──────── Entries ────────

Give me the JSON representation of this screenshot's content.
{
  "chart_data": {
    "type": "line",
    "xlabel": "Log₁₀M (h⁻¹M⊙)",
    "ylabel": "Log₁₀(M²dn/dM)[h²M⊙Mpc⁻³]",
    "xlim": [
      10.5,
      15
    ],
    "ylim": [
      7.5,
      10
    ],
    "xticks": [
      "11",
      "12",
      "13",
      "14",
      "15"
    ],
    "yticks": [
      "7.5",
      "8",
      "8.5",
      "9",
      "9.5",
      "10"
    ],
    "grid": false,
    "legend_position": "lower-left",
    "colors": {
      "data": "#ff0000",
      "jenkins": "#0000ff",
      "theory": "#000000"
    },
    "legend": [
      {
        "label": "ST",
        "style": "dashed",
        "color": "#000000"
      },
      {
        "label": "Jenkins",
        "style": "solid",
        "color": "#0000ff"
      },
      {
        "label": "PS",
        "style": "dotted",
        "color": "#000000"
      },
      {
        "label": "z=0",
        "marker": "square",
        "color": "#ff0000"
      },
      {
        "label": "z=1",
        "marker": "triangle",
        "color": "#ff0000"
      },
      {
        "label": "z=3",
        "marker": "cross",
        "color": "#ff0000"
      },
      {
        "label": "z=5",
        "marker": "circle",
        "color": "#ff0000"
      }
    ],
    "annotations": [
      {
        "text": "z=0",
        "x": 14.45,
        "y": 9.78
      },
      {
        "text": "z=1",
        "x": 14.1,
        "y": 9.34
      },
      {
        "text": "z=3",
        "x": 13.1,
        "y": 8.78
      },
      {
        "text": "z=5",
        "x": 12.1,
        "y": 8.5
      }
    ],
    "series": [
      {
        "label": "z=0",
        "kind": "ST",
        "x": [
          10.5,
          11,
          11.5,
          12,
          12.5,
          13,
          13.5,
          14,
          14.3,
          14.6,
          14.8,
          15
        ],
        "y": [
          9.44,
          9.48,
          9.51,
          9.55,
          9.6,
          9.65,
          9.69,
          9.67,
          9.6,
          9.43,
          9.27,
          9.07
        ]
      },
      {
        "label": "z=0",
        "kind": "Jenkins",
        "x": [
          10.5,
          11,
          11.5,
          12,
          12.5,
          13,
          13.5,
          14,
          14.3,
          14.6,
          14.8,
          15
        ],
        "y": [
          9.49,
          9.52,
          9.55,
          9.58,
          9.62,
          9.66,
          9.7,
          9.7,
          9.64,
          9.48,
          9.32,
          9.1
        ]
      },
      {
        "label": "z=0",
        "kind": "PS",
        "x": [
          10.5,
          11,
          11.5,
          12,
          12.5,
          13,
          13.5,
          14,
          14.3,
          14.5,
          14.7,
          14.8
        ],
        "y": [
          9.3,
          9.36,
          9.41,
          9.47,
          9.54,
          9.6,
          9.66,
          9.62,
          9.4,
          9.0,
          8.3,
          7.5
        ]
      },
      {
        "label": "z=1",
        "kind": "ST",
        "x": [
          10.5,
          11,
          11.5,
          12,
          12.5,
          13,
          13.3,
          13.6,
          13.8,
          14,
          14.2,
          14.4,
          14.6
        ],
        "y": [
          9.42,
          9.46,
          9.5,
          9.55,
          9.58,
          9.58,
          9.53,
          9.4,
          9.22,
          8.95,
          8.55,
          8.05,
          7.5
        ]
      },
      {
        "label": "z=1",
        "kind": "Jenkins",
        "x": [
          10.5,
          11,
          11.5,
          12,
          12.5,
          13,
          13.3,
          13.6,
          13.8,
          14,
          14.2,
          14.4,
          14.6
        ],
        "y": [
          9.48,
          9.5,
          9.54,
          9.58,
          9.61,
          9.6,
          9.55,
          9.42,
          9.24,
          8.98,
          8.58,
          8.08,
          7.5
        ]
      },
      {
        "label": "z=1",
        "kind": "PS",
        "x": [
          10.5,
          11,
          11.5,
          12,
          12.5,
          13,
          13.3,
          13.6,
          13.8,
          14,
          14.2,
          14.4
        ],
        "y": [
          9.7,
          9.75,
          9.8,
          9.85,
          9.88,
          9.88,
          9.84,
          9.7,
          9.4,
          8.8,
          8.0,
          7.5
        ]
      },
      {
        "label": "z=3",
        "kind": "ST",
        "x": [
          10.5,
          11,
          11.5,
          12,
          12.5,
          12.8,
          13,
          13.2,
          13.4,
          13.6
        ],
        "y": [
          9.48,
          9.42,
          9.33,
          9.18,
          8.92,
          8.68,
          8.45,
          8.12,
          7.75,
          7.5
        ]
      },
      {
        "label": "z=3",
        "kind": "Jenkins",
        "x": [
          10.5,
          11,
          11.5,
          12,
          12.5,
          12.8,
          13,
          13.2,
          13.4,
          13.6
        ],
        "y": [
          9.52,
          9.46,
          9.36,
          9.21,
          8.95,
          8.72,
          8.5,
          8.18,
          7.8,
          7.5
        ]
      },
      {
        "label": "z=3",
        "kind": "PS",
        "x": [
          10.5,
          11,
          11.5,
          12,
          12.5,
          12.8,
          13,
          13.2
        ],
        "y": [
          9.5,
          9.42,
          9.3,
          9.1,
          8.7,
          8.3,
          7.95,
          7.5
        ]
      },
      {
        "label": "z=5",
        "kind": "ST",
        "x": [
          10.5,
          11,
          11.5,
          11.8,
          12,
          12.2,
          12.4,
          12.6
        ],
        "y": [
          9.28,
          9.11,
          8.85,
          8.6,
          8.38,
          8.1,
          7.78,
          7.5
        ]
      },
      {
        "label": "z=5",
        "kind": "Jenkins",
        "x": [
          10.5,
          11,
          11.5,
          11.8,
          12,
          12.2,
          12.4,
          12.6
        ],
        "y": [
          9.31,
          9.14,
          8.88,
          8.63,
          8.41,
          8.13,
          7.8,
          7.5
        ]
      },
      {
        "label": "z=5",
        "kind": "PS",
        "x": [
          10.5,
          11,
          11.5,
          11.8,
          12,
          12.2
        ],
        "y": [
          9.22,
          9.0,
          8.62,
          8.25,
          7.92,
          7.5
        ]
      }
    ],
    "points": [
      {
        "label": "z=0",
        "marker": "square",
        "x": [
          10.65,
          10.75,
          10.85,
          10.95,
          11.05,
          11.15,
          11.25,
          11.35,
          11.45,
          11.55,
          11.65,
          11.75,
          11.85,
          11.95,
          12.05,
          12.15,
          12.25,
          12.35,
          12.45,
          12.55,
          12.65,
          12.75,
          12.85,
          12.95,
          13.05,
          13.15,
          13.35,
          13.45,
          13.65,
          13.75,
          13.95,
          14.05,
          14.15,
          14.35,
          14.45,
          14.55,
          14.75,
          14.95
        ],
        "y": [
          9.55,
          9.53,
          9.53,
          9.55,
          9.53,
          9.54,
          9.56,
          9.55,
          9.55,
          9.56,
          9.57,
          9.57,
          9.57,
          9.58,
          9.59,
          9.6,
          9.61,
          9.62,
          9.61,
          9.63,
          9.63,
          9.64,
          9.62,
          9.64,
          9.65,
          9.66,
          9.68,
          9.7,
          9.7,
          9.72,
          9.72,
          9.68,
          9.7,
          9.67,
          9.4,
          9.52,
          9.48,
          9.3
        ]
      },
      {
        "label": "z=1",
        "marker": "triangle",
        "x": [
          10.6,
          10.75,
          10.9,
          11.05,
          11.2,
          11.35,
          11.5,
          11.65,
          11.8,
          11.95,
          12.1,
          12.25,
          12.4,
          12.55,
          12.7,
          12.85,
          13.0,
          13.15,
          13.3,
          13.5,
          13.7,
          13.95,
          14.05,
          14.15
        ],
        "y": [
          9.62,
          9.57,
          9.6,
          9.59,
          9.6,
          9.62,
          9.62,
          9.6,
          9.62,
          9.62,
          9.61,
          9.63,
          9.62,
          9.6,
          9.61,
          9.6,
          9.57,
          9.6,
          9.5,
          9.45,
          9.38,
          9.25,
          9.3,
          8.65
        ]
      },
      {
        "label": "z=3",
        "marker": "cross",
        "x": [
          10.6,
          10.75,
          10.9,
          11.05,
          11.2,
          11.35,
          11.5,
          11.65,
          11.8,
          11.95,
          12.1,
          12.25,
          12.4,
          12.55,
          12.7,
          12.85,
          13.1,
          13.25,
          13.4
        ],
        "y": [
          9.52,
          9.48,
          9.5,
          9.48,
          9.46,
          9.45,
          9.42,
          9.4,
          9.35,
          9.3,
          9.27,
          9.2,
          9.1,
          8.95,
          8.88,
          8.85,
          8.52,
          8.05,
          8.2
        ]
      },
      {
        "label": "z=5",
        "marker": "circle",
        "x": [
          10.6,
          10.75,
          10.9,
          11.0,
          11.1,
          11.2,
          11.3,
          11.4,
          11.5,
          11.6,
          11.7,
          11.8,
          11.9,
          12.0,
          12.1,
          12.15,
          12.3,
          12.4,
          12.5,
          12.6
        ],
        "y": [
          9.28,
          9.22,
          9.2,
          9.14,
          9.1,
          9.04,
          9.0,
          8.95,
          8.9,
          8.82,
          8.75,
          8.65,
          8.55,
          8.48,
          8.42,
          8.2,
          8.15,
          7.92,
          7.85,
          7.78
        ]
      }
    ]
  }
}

────────

- [What you have to do]:
Lines containing the word "style" must all be returned from the material above.

- [Correct answer]:
        "style": "dashed",
        "style": "solid",
        "style": "dotted",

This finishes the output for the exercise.